### Material provided ###

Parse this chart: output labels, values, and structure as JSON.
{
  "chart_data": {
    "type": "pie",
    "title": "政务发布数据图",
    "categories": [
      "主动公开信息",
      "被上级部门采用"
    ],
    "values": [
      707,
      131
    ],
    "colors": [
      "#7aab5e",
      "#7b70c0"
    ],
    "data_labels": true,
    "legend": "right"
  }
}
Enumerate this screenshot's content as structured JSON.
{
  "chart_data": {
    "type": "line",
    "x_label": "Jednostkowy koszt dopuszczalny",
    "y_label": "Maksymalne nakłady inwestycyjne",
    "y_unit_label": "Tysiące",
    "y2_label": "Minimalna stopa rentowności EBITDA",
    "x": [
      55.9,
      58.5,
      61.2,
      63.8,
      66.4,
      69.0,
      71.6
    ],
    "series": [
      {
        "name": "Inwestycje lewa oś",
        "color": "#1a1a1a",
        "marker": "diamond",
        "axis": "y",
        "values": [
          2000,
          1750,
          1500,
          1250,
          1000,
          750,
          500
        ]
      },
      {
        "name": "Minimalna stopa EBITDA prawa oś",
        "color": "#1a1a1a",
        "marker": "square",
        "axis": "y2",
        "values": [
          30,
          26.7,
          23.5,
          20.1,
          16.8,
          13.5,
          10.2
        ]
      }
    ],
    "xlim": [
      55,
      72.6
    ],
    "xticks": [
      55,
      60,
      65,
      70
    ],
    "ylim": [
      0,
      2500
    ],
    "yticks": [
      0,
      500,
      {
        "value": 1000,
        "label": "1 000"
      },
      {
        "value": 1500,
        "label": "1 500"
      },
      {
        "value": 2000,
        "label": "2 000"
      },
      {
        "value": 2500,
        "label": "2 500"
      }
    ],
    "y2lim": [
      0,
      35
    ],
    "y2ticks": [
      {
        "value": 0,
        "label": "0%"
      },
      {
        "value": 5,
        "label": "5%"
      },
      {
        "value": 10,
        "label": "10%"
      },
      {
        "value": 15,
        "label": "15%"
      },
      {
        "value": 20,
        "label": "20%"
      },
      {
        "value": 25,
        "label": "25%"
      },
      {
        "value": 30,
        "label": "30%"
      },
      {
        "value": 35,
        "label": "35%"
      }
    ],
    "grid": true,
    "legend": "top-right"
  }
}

###

Requirements:
Quote all of the entries verbatim.

Exercise output:
Parse this chart: output labels, values, and structure as JSON.
{
  "chart_data": {
    "type": "pie",
    "title": "政务发布数据图",
    "categories": [
      "主动公开信息",
      "被上级部门采用"
    ],
    "values": [
      707,
      131
    ],
    "colors": [
      "#7aab5e",
      "#7b70c0"
    ],
    "data_labels": true,
    "legend": "right"
  }
}
Enumerate this screenshot's content as structured JSON.
{
  "chart_data": {
    "type": "line",
    "x_label": "Jednostkowy koszt dopuszczalny",
    "y_label": "Maksymalne nakłady inwestycyjne",
    "y_unit_label": "Tysiące",
    "y2_label": "Minimalna stopa rentowności EBITDA",
    "x": [
      55.9,
      58.5,
      61.2,
      63.8,
      66.4,
      69.0,
      71.6
    ],
    "series": [
      {
        "name": "Inwestycje lewa oś",
        "color": "#1a1a1a",
        "marker": "diamond",
        "axis": "y",
        "values": [
          2000,
          1750,
          1500,
          1250,
          1000,
          750,
          500
        ]
      },
      {
        "name": "Minimalna stopa EBITDA prawa oś",
        "color": "#1a1a1a",
        "marker": "square",
        "axis": "y2",
        "values": [
          30,
          26.7,
          23.5,
          20.1,
          16.8,
          13.5,
          10.2
        ]
      }
    ],
    "xlim": [
      55,
      72.6
    ],
    "xticks": [
      55,
      60,
      65,
      70
    ],
    "ylim": [
      0,
      2500
    ],
    "yticks": [
      0,
      500,
      {
        "value": 1000,
        "label": "1 000"
      },
      {
        "value": 1500,
        "label": "1 500"
      },
      {
        "value": 2000,
        "label": "2 000"
      },
      {
        "value": 2500,
        "label": "2 500"
      }
    ],
    "y2lim": [
      0,
      35
    ],
    "y2ticks": [
      {
        "value": 0,
        "label": "0%"
      },
      {
        "value": 5,
        "label": "5%"
      },
      {
        "value": 10,
        "label": "10%"
      },
      {
        "value": 15,
        "label": "15%"
      },
      {
        "value": 20,
        "label": "20%"
      },
      {
        "value": 25,
        "label": "25%"
      },
      {
        "value": 30,
        "label": "30%"
      },
      {
        "value": 35,
        "label": "35%"
      }
    ],
    "grid": true,
    "legend": "top-right"
  }
}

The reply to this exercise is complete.